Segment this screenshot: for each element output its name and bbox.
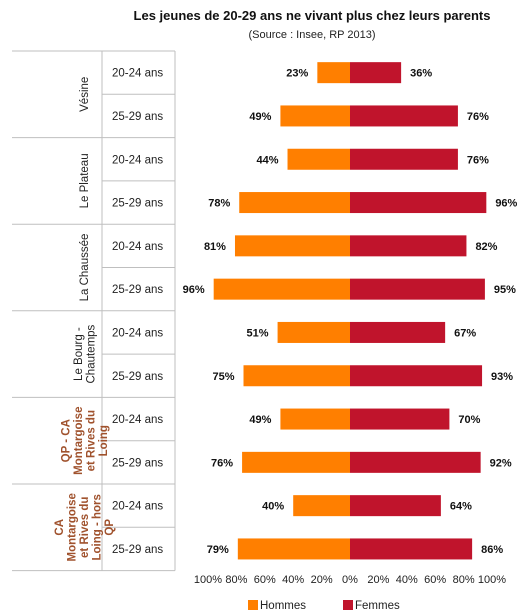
value-label-femmes: 92% bbox=[490, 457, 512, 469]
group-label: Vésine bbox=[79, 77, 91, 112]
bar-hommes bbox=[243, 365, 350, 387]
age-label: 25-29 ans bbox=[112, 111, 163, 123]
bar-hommes bbox=[242, 451, 350, 473]
age-labels: 20-24 ans 25-29 ans 20-24 ans 25-29 ans 20-2… bbox=[112, 68, 163, 556]
legend-label-femmes: Femmes bbox=[355, 600, 400, 612]
value-label-femmes: 95% bbox=[494, 284, 516, 296]
bar-femmes bbox=[350, 451, 481, 473]
bar-femmes bbox=[350, 278, 485, 300]
age-label: 25-29 ans bbox=[112, 284, 163, 296]
value-label-femmes: 70% bbox=[458, 414, 480, 426]
group-label: La Chaussée bbox=[79, 234, 91, 302]
group-labels: Vésine Le Plateau La Chaussée Le Bourg -Cha… bbox=[54, 77, 116, 562]
x-tick-label: 20% bbox=[311, 574, 333, 586]
bar-femmes bbox=[350, 365, 483, 387]
value-label-femmes: 86% bbox=[481, 544, 503, 556]
value-label-hommes: 81% bbox=[204, 241, 226, 253]
bar-femmes bbox=[350, 105, 458, 127]
x-tick-label: 60% bbox=[424, 574, 446, 586]
value-label-hommes: 23% bbox=[286, 68, 308, 80]
value-label-hommes: 96% bbox=[183, 284, 205, 296]
age-label: 20-24 ans bbox=[112, 327, 163, 339]
bar-femmes bbox=[350, 495, 441, 517]
bar-hommes bbox=[280, 105, 350, 127]
value-label-femmes: 64% bbox=[450, 501, 472, 513]
value-label-femmes: 93% bbox=[491, 371, 513, 383]
group-label: Le Plateau bbox=[79, 153, 91, 208]
value-label-femmes: 67% bbox=[454, 327, 476, 339]
age-label: 20-24 ans bbox=[112, 241, 163, 253]
value-label-hommes: 78% bbox=[208, 198, 230, 210]
value-label-femmes: 76% bbox=[467, 111, 489, 123]
chart-title: Les jeunes de 20-29 ans ne vivant plus c… bbox=[134, 8, 491, 23]
x-tick-label: 100% bbox=[194, 574, 222, 586]
bar-hommes bbox=[293, 495, 350, 517]
group-label: QP - CAMontargoiseet Rives duLoing bbox=[60, 407, 110, 475]
age-label: 25-29 ans bbox=[112, 371, 163, 383]
bar-femmes bbox=[350, 538, 473, 560]
age-label: 25-29 ans bbox=[112, 544, 163, 556]
chart-subtitle: (Source : Insee, RP 2013) bbox=[249, 29, 376, 41]
group-label: Le Bourg -Chautemps bbox=[73, 324, 98, 383]
value-labels: 23% 36% 49% 76% 44% 76% 78% 96% 81% 82% 96% 95% 51% 6… bbox=[183, 68, 518, 556]
age-label: 20-24 ans bbox=[112, 501, 163, 513]
bar-hommes bbox=[239, 192, 350, 214]
bars bbox=[213, 62, 487, 560]
x-tick-label: 40% bbox=[396, 574, 418, 586]
x-tick-label: 100% bbox=[478, 574, 506, 586]
value-label-hommes: 76% bbox=[211, 457, 233, 469]
group-label: CAMontargoiseet Rives duLoing - horsQP bbox=[54, 493, 116, 561]
legend-swatch-femmes bbox=[343, 600, 353, 610]
legend-swatch-hommes bbox=[248, 600, 258, 610]
bar-femmes bbox=[350, 408, 450, 430]
bar-hommes bbox=[317, 62, 350, 84]
x-axis-ticks: 100% 80% 60% 40% 20% 0% 20% 40% 60% 80% 100% bbox=[194, 574, 506, 586]
legend-label-hommes: Hommes bbox=[260, 600, 306, 612]
age-label: 25-29 ans bbox=[112, 198, 163, 210]
bar-femmes bbox=[350, 192, 487, 214]
value-label-femmes: 96% bbox=[495, 198, 517, 210]
value-label-hommes: 49% bbox=[249, 414, 271, 426]
x-tick-label: 80% bbox=[225, 574, 247, 586]
x-tick-label: 80% bbox=[453, 574, 475, 586]
value-label-femmes: 82% bbox=[475, 241, 497, 253]
bar-femmes bbox=[350, 148, 458, 170]
value-label-femmes: 36% bbox=[410, 68, 432, 80]
age-label: 20-24 ans bbox=[112, 414, 163, 426]
value-label-hommes: 49% bbox=[249, 111, 271, 123]
age-label: 25-29 ans bbox=[112, 457, 163, 469]
age-label: 20-24 ans bbox=[112, 68, 163, 80]
bar-femmes bbox=[350, 62, 402, 84]
x-tick-label: 0% bbox=[342, 574, 358, 586]
age-label: 20-24 ans bbox=[112, 154, 163, 166]
bar-hommes bbox=[237, 538, 350, 560]
value-label-hommes: 79% bbox=[207, 544, 229, 556]
bar-hommes bbox=[287, 148, 350, 170]
value-label-hommes: 44% bbox=[256, 154, 278, 166]
value-label-hommes: 51% bbox=[247, 327, 269, 339]
x-tick-label: 40% bbox=[282, 574, 304, 586]
bar-hommes bbox=[277, 321, 350, 343]
bar-hommes bbox=[280, 408, 350, 430]
bar-hommes bbox=[234, 235, 350, 257]
value-label-hommes: 75% bbox=[212, 371, 234, 383]
bar-hommes bbox=[213, 278, 350, 300]
bar-femmes bbox=[350, 235, 467, 257]
value-label-hommes: 40% bbox=[262, 501, 284, 513]
value-label-femmes: 76% bbox=[467, 154, 489, 166]
bar-femmes bbox=[350, 321, 446, 343]
x-tick-label: 60% bbox=[254, 574, 276, 586]
x-tick-label: 20% bbox=[367, 574, 389, 586]
legend: Hommes Femmes bbox=[248, 600, 400, 612]
category-dividers bbox=[12, 50, 176, 572]
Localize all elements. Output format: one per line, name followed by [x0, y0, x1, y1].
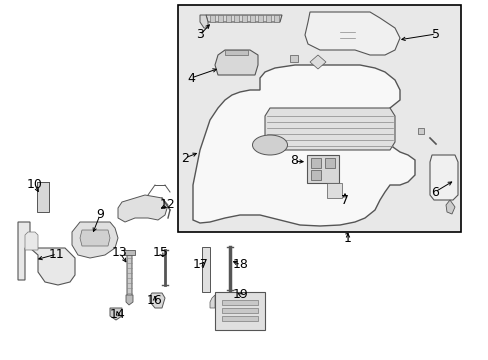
Polygon shape — [273, 15, 279, 22]
Polygon shape — [289, 55, 297, 62]
Text: 1: 1 — [344, 231, 351, 244]
Text: 7: 7 — [340, 194, 348, 207]
Text: 10: 10 — [27, 179, 43, 192]
Polygon shape — [127, 253, 132, 300]
Polygon shape — [124, 250, 135, 255]
Text: 19: 19 — [233, 288, 248, 302]
Polygon shape — [249, 15, 254, 22]
Polygon shape — [200, 15, 207, 28]
Polygon shape — [25, 232, 38, 250]
Polygon shape — [264, 108, 394, 150]
Polygon shape — [305, 12, 399, 55]
Polygon shape — [205, 15, 282, 22]
Text: 17: 17 — [193, 258, 208, 271]
Text: 8: 8 — [289, 154, 297, 167]
Polygon shape — [445, 200, 454, 214]
Polygon shape — [209, 295, 215, 308]
Bar — [326, 183, 341, 198]
Bar — [222, 316, 258, 321]
Polygon shape — [126, 295, 133, 305]
Polygon shape — [224, 50, 247, 55]
Polygon shape — [234, 15, 239, 22]
Text: 18: 18 — [233, 258, 248, 271]
Polygon shape — [417, 128, 423, 134]
Text: 14: 14 — [110, 309, 125, 321]
Polygon shape — [265, 15, 270, 22]
Bar — [310, 158, 320, 168]
Polygon shape — [225, 15, 230, 22]
Bar — [222, 300, 258, 305]
Polygon shape — [218, 15, 223, 22]
Text: 3: 3 — [196, 28, 203, 41]
Bar — [310, 170, 320, 180]
Bar — [178, 5, 460, 232]
Bar — [325, 158, 334, 168]
Polygon shape — [209, 15, 215, 22]
Text: 9: 9 — [96, 208, 104, 221]
Bar — [222, 308, 258, 313]
Polygon shape — [72, 222, 118, 258]
Text: 15: 15 — [153, 247, 168, 260]
Text: 5: 5 — [431, 27, 439, 40]
Polygon shape — [429, 155, 457, 200]
Bar — [37, 182, 49, 212]
Polygon shape — [118, 195, 168, 222]
Text: 2: 2 — [181, 152, 188, 165]
Polygon shape — [110, 308, 122, 320]
Polygon shape — [18, 222, 75, 285]
Polygon shape — [309, 55, 325, 69]
Polygon shape — [242, 15, 246, 22]
Polygon shape — [193, 65, 414, 226]
Bar — [215, 292, 264, 330]
Polygon shape — [150, 293, 164, 308]
Bar — [202, 247, 209, 292]
Text: 12: 12 — [160, 198, 176, 211]
Text: 4: 4 — [187, 72, 195, 85]
Text: 16: 16 — [147, 293, 163, 306]
Bar — [306, 155, 338, 183]
Polygon shape — [80, 230, 110, 246]
Polygon shape — [215, 50, 258, 75]
Text: 6: 6 — [430, 185, 438, 198]
Ellipse shape — [252, 135, 287, 155]
Text: 13: 13 — [112, 247, 128, 260]
Polygon shape — [258, 15, 263, 22]
Text: 11: 11 — [49, 248, 65, 261]
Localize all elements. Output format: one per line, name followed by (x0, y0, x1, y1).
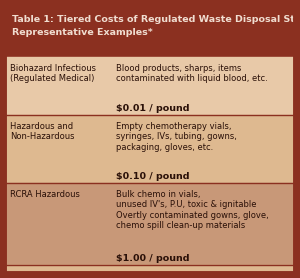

========================================

OBJECTIVE =
From the items above, copy out unchanged every line from the one with "value-label-femmes: 92% bbox=[490, 457, 512, 469]" to the one with "bar-femmes bbox=[350, 451, 481, 473]", including both of those lines.

REPLY =
value-label-femmes: 92% bbox=[490, 457, 512, 469]
group-label: Vésine bbox=[79, 77, 91, 112]
bar-hommes bbox=[243, 365, 350, 387]
age-label: 25-29 ans bbox=[112, 111, 163, 123]
bar-hommes bbox=[242, 451, 350, 473]
age-labels: 20-24 ans 25-29 ans 20-24 ans 25-29 ans 20-2… bbox=[112, 68, 163, 556]
legend-label-femmes: Femmes bbox=[355, 600, 400, 612]
value-label-femmes: 95% bbox=[494, 284, 516, 296]
bar-femmes bbox=[350, 451, 481, 473]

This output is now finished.